— Start of Available data —

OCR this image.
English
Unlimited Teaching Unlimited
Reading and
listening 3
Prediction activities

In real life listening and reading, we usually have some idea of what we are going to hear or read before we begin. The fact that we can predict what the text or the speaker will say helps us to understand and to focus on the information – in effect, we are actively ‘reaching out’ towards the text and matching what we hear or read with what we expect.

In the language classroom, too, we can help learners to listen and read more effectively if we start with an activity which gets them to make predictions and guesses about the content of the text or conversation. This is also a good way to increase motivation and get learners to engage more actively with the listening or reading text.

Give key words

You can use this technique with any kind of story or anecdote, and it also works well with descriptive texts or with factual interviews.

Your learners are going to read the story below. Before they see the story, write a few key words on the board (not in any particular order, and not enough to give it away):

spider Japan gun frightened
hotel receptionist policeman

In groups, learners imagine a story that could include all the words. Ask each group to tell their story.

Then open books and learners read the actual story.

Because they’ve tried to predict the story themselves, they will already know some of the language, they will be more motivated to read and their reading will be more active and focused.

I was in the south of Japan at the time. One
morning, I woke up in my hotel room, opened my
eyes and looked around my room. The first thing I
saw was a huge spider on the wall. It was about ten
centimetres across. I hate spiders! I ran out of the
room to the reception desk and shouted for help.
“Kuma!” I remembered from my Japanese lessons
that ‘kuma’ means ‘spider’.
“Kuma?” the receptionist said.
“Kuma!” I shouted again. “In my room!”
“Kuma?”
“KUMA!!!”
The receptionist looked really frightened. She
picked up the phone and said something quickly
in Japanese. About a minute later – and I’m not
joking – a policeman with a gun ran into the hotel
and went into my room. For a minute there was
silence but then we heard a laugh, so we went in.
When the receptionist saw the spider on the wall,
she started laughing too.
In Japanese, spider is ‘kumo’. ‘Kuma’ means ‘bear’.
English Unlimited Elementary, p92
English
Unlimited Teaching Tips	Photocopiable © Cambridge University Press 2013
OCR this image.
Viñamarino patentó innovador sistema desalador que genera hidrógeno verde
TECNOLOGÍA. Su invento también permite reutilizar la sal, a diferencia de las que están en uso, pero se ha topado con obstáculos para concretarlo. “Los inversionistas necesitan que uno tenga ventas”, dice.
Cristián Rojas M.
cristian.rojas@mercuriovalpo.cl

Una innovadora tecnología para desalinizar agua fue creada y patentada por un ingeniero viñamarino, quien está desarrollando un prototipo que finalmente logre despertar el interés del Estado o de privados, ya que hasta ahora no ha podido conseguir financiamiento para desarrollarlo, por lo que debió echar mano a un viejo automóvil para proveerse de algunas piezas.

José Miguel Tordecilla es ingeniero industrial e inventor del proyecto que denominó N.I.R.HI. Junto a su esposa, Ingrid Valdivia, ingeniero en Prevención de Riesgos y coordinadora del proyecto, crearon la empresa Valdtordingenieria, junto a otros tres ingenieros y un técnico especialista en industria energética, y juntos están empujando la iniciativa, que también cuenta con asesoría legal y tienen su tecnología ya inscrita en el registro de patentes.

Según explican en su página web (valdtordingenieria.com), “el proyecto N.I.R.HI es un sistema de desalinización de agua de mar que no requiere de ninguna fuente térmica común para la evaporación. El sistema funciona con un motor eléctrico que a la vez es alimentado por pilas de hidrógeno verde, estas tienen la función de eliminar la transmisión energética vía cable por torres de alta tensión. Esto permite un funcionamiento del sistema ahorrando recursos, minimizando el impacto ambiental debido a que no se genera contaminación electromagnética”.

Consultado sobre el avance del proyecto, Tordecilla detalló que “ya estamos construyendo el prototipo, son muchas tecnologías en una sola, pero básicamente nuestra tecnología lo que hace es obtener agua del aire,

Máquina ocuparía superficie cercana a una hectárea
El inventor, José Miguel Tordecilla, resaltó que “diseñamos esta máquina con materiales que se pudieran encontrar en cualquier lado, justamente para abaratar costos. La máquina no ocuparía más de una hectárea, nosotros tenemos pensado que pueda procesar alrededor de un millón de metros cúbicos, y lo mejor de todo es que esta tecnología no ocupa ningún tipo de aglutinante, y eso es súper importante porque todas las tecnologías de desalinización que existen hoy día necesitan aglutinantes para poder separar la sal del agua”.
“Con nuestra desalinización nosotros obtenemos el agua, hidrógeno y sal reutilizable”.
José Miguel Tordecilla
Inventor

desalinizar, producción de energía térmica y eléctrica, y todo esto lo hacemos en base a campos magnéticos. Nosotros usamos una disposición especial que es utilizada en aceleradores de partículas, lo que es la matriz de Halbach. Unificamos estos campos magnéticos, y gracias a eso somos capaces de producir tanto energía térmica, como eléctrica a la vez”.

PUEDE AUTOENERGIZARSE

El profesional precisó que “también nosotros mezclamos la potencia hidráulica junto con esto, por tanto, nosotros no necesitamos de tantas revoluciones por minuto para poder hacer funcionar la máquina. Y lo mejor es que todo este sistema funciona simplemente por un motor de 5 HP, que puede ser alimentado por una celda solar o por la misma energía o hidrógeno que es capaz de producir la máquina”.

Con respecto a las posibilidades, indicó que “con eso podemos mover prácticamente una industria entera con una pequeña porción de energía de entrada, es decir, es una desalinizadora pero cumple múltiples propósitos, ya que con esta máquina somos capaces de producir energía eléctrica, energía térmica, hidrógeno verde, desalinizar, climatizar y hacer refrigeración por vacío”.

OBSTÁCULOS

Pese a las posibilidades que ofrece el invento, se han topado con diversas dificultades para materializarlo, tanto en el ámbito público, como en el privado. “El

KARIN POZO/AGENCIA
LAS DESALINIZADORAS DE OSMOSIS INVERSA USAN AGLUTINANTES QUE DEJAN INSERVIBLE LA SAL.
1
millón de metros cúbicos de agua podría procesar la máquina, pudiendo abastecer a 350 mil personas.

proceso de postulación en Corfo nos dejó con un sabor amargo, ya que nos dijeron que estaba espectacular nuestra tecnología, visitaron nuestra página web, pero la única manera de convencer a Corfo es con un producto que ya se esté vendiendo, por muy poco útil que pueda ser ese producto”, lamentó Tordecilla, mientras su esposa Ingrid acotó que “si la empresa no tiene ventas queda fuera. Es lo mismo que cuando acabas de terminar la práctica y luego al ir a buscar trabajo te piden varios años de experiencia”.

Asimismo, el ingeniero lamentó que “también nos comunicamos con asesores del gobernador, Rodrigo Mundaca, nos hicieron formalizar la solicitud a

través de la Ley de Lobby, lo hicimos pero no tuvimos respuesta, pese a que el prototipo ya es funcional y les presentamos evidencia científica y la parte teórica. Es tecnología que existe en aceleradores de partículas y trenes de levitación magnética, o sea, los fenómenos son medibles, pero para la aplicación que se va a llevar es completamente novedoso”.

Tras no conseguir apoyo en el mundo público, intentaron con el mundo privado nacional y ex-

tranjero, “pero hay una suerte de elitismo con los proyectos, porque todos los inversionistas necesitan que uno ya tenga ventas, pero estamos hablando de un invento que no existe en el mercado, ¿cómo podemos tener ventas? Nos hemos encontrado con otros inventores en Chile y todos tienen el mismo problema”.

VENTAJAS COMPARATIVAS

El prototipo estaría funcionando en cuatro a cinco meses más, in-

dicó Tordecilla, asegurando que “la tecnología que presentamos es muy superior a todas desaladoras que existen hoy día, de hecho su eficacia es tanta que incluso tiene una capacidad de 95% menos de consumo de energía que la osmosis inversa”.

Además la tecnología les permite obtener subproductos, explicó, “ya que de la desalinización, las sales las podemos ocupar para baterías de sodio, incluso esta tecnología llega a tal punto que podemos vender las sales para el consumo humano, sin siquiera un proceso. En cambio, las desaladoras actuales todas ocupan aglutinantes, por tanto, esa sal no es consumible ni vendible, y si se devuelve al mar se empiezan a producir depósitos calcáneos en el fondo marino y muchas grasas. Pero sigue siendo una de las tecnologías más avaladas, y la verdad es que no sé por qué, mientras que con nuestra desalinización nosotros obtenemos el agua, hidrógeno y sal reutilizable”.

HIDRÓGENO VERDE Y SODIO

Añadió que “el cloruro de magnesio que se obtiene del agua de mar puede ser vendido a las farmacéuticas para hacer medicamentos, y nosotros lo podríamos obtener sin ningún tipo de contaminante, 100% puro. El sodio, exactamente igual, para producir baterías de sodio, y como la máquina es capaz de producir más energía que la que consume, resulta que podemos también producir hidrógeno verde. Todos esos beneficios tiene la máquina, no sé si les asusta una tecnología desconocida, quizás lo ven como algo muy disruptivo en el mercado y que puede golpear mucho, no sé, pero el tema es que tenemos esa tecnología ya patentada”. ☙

— End of Available data —

Work required: Look through the data and gather every line with the string "público" in it.

Solution below:
Pese a las posibilidades que ofrece el invento, se han topado con diversas dificultades para materializarlo, tanto en el ámbito público, como en el privado. “El
Tras no conseguir apoyo en el mundo público, intentaron con el mundo privado nacional y ex-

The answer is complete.